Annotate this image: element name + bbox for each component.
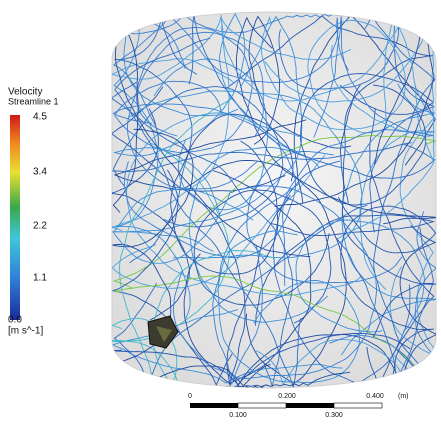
impeller: [147, 315, 179, 349]
streamline: [112, 81, 294, 388]
streamline: [278, 13, 436, 233]
streamline: [246, 150, 403, 284]
scale-label: 0: [188, 393, 192, 400]
streamline: [339, 84, 436, 338]
streamline: [113, 12, 302, 216]
legend-tick: 0.0: [8, 315, 22, 326]
scale-label: 0.200: [278, 393, 296, 400]
legend-title: Velocity: [8, 87, 42, 98]
streamline: [113, 371, 351, 388]
streamline: [114, 37, 302, 388]
legend-tick: 2.2: [33, 221, 47, 232]
streamline: [272, 160, 411, 385]
streamline: [127, 90, 363, 259]
streamline: [170, 113, 294, 275]
scale-bar: [190, 402, 383, 409]
streamline: [212, 182, 301, 386]
streamline: [338, 196, 436, 382]
streamline: [112, 169, 233, 387]
streamline: [112, 103, 296, 258]
streamline: [274, 17, 435, 208]
streamline: [217, 230, 360, 383]
streamline: [112, 86, 291, 387]
streamline: [112, 332, 411, 386]
streamline: [295, 219, 425, 333]
streamline: [112, 154, 326, 289]
streamline: [112, 13, 402, 231]
scale-sub-label: 0.300: [325, 412, 343, 419]
legend-tick: 4.5: [33, 112, 47, 123]
streamline: [119, 98, 233, 377]
scale-label: 0.400: [366, 393, 384, 400]
streamline: [153, 58, 269, 211]
streamline: [341, 83, 436, 356]
streamlines: [112, 12, 436, 388]
streamline: [282, 16, 434, 286]
legend-tick: 3.4: [33, 167, 47, 178]
streamline: [112, 12, 311, 258]
scale-sub-label: 0.100: [229, 412, 247, 419]
streamline: [112, 12, 239, 319]
streamline: [188, 146, 329, 323]
streamline: [112, 142, 230, 381]
streamline: [293, 13, 436, 204]
streamline: [112, 15, 352, 84]
streamline: [113, 204, 368, 388]
streamline: [255, 214, 436, 326]
streamline: [112, 15, 349, 126]
streamline: [364, 14, 436, 388]
streamline: [113, 188, 254, 264]
streamline: [172, 185, 378, 379]
color-bar: [10, 115, 20, 320]
streamline: [366, 108, 435, 387]
legend-subtitle: Streamline 1: [8, 96, 59, 106]
streamline: [112, 128, 271, 387]
legend-unit: [m s^-1]: [8, 326, 43, 337]
legend-tick: 1.1: [33, 273, 47, 284]
scale-unit: (m): [398, 393, 409, 400]
streamline: [112, 135, 436, 289]
streamline: [248, 15, 352, 149]
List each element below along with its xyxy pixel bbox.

_ _ _ _

* **WHAT IS BEING ASKED**: Reproduce every line of the listing above verbatim, omitting the pictures.

* **WORKED ANSWER**:
Annotate this image: element name + bbox for each component.
impeller: [147, 315, 179, 349]
streamline: [112, 81, 294, 388]
streamline: [278, 13, 436, 233]
streamline: [246, 150, 403, 284]
scale-label: 0: [188, 393, 192, 400]
streamline: [339, 84, 436, 338]
streamline: [113, 12, 302, 216]
legend-tick: 0.0: [8, 315, 22, 326]
scale-label: 0.200: [278, 393, 296, 400]
legend-title: Velocity: [8, 87, 42, 98]
streamline: [113, 371, 351, 388]
streamline: [114, 37, 302, 388]
legend-tick: 2.2: [33, 221, 47, 232]
streamline: [272, 160, 411, 385]
streamline: [127, 90, 363, 259]
streamline: [170, 113, 294, 275]
scale-bar: [190, 402, 383, 409]
streamline: [212, 182, 301, 386]
streamline: [338, 196, 436, 382]
streamline: [112, 169, 233, 387]
streamline: [112, 103, 296, 258]
streamline: [274, 17, 435, 208]
streamline: [217, 230, 360, 383]
streamline: [112, 86, 291, 387]
streamline: [112, 332, 411, 386]
streamline: [295, 219, 425, 333]
streamline: [112, 154, 326, 289]
streamline: [112, 13, 402, 231]
scale-sub-label: 0.300: [325, 412, 343, 419]
legend-tick: 4.5: [33, 112, 47, 123]
streamline: [119, 98, 233, 377]
scale-label: 0.400: [366, 393, 384, 400]
streamline: [153, 58, 269, 211]
streamline: [341, 83, 436, 356]
streamlines: [112, 12, 436, 388]
streamline: [282, 16, 434, 286]
legend-tick: 3.4: [33, 167, 47, 178]
streamline: [112, 12, 311, 258]
scale-sub-label: 0.100: [229, 412, 247, 419]
streamline: [112, 12, 239, 319]
streamline: [188, 146, 329, 323]
streamline: [112, 142, 230, 381]
streamline: [293, 13, 436, 204]
streamline: [112, 15, 352, 84]
streamline: [113, 204, 368, 388]
streamline: [255, 214, 436, 326]
streamline: [112, 15, 349, 126]
streamline: [364, 14, 436, 388]
streamline: [113, 188, 254, 264]
streamline: [172, 185, 378, 379]
color-bar: [10, 115, 20, 320]
streamline: [366, 108, 435, 387]
legend-subtitle: Streamline 1: [8, 96, 59, 106]
streamline: [112, 128, 271, 387]
legend-unit: [m s^-1]: [8, 326, 43, 337]
legend-tick: 1.1: [33, 273, 47, 284]
scale-unit: (m): [398, 393, 409, 400]
streamline: [112, 135, 436, 289]
streamline: [248, 15, 352, 149]
List each element below along with its xyxy pixel bbox.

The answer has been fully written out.